Directions for this task
Write out, precisely and in full, each line of the material.
======== Data section
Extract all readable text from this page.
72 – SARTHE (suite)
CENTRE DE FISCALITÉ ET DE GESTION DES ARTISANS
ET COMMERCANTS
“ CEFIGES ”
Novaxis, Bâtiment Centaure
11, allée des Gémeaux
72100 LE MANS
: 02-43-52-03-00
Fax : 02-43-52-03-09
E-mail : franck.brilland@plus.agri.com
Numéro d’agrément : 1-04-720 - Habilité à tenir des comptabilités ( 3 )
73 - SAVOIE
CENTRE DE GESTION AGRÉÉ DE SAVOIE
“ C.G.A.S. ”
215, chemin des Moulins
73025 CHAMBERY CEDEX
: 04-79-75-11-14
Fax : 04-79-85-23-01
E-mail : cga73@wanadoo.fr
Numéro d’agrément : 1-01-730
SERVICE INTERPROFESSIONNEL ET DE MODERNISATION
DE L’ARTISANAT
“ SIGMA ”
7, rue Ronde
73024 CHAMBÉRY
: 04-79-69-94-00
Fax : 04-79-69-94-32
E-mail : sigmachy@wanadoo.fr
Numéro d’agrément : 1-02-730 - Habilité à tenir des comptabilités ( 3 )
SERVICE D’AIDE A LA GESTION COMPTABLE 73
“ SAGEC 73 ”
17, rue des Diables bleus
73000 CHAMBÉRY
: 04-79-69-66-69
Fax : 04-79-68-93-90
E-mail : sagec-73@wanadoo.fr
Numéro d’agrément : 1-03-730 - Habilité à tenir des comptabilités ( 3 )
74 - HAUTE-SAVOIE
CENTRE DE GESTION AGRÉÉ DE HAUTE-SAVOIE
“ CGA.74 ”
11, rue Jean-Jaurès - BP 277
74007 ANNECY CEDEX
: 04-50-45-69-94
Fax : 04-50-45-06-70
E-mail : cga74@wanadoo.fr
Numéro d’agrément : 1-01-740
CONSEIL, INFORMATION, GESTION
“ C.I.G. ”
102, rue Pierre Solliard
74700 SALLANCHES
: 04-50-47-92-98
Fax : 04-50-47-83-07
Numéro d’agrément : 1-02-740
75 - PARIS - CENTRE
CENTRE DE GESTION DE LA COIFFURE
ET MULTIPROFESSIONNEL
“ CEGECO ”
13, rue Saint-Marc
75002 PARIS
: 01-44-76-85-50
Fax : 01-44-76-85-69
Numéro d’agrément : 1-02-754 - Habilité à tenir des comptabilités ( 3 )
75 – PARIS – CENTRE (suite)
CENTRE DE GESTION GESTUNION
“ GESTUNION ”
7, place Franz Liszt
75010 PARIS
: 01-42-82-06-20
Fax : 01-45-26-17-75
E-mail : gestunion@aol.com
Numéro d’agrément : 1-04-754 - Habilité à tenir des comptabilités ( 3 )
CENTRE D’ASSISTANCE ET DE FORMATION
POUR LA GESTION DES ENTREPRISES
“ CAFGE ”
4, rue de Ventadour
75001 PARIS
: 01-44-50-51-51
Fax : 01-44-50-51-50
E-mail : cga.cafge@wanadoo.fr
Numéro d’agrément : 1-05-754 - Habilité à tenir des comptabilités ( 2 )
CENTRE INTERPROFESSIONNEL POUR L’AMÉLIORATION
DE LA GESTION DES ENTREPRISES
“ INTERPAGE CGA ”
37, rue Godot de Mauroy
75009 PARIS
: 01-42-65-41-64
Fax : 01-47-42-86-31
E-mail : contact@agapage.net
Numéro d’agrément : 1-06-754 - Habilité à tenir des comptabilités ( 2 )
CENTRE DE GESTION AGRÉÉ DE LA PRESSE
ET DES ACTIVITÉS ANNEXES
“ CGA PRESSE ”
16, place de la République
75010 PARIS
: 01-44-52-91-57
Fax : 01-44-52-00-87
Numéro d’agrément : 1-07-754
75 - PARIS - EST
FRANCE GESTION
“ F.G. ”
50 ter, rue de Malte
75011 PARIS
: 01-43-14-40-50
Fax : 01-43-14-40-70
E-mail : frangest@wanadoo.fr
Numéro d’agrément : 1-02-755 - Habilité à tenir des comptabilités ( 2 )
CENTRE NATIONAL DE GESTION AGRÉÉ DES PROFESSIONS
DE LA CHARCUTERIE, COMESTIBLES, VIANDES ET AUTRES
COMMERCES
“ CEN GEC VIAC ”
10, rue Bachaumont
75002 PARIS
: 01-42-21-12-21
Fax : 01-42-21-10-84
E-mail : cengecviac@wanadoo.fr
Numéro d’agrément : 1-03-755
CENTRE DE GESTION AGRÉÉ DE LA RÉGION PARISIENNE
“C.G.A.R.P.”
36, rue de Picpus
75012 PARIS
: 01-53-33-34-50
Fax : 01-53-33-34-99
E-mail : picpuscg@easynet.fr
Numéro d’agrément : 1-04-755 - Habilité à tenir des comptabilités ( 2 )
================
Reply
Extract all readable text from this page.
72 – SARTHE (suite)
CENTRE DE FISCALITÉ ET DE GESTION DES ARTISANS
ET COMMERCANTS
“ CEFIGES ”
Novaxis, Bâtiment Centaure
11, allée des Gémeaux
72100 LE MANS
: 02-43-52-03-00
Fax : 02-43-52-03-09
E-mail : franck.brilland@plus.agri.com
Numéro d’agrément : 1-04-720 - Habilité à tenir des comptabilités ( 3 )
73 - SAVOIE
CENTRE DE GESTION AGRÉÉ DE SAVOIE
“ C.G.A.S. ”
215, chemin des Moulins
73025 CHAMBERY CEDEX
: 04-79-75-11-14
Fax : 04-79-85-23-01
E-mail : cga73@wanadoo.fr
Numéro d’agrément : 1-01-730
SERVICE INTERPROFESSIONNEL ET DE MODERNISATION
DE L’ARTISANAT
“ SIGMA ”
7, rue Ronde
73024 CHAMBÉRY
: 04-79-69-94-00
Fax : 04-79-69-94-32
E-mail : sigmachy@wanadoo.fr
Numéro d’agrément : 1-02-730 - Habilité à tenir des comptabilités ( 3 )
SERVICE D’AIDE A LA GESTION COMPTABLE 73
“ SAGEC 73 ”
17, rue des Diables bleus
73000 CHAMBÉRY
: 04-79-69-66-69
Fax : 04-79-68-93-90
E-mail : sagec-73@wanadoo.fr
Numéro d’agrément : 1-03-730 - Habilité à tenir des comptabilités ( 3 )
74 - HAUTE-SAVOIE
CENTRE DE GESTION AGRÉÉ DE HAUTE-SAVOIE
“ CGA.74 ”
11, rue Jean-Jaurès - BP 277
74007 ANNECY CEDEX
: 04-50-45-69-94
Fax : 04-50-45-06-70
E-mail : cga74@wanadoo.fr
Numéro d’agrément : 1-01-740
CONSEIL, INFORMATION, GESTION
“ C.I.G. ”
102, rue Pierre Solliard
74700 SALLANCHES
: 04-50-47-92-98
Fax : 04-50-47-83-07
Numéro d’agrément : 1-02-740
75 - PARIS - CENTRE
CENTRE DE GESTION DE LA COIFFURE
ET MULTIPROFESSIONNEL
“ CEGECO ”
13, rue Saint-Marc
75002 PARIS
: 01-44-76-85-50
Fax : 01-44-76-85-69
Numéro d’agrément : 1-02-754 - Habilité à tenir des comptabilités ( 3 )
75 – PARIS – CENTRE (suite)
CENTRE DE GESTION GESTUNION
“ GESTUNION ”
7, place Franz Liszt
75010 PARIS
: 01-42-82-06-20
Fax : 01-45-26-17-75
E-mail : gestunion@aol.com
Numéro d’agrément : 1-04-754 - Habilité à tenir des comptabilités ( 3 )
CENTRE D’ASSISTANCE ET DE FORMATION
POUR LA GESTION DES ENTREPRISES
“ CAFGE ”
4, rue de Ventadour
75001 PARIS
: 01-44-50-51-51
Fax : 01-44-50-51-50
E-mail : cga.cafge@wanadoo.fr
Numéro d’agrément : 1-05-754 - Habilité à tenir des comptabilités ( 2 )
CENTRE INTERPROFESSIONNEL POUR L’AMÉLIORATION
DE LA GESTION DES ENTREPRISES
“ INTERPAGE CGA ”
37, rue Godot de Mauroy
75009 PARIS
: 01-42-65-41-64
Fax : 01-47-42-86-31
E-mail : contact@agapage.net
Numéro d’agrément : 1-06-754 - Habilité à tenir des comptabilités ( 2 )
CENTRE DE GESTION AGRÉÉ DE LA PRESSE
ET DES ACTIVITÉS ANNEXES
“ CGA PRESSE ”
16, place de la République
75010 PARIS
: 01-44-52-91-57
Fax : 01-44-52-00-87
Numéro d’agrément : 1-07-754
75 - PARIS - EST
FRANCE GESTION
“ F.G. ”
50 ter, rue de Malte
75011 PARIS
: 01-43-14-40-50
Fax : 01-43-14-40-70
E-mail : frangest@wanadoo.fr
Numéro d’agrément : 1-02-755 - Habilité à tenir des comptabilités ( 2 )
CENTRE NATIONAL DE GESTION AGRÉÉ DES PROFESSIONS
DE LA CHARCUTERIE, COMESTIBLES, VIANDES ET AUTRES
COMMERCES
“ CEN GEC VIAC ”
10, rue Bachaumont
75002 PARIS
: 01-42-21-12-21
Fax : 01-42-21-10-84
E-mail : cengecviac@wanadoo.fr
Numéro d’agrément : 1-03-755
CENTRE DE GESTION AGRÉÉ DE LA RÉGION PARISIENNE
“C.G.A.R.P.”
36, rue de Picpus
75012 PARIS
: 01-53-33-34-50
Fax : 01-53-33-34-99
E-mail : picpuscg@easynet.fr
Numéro d’agrément : 1-04-755 - Habilité à tenir des comptabilités ( 2 )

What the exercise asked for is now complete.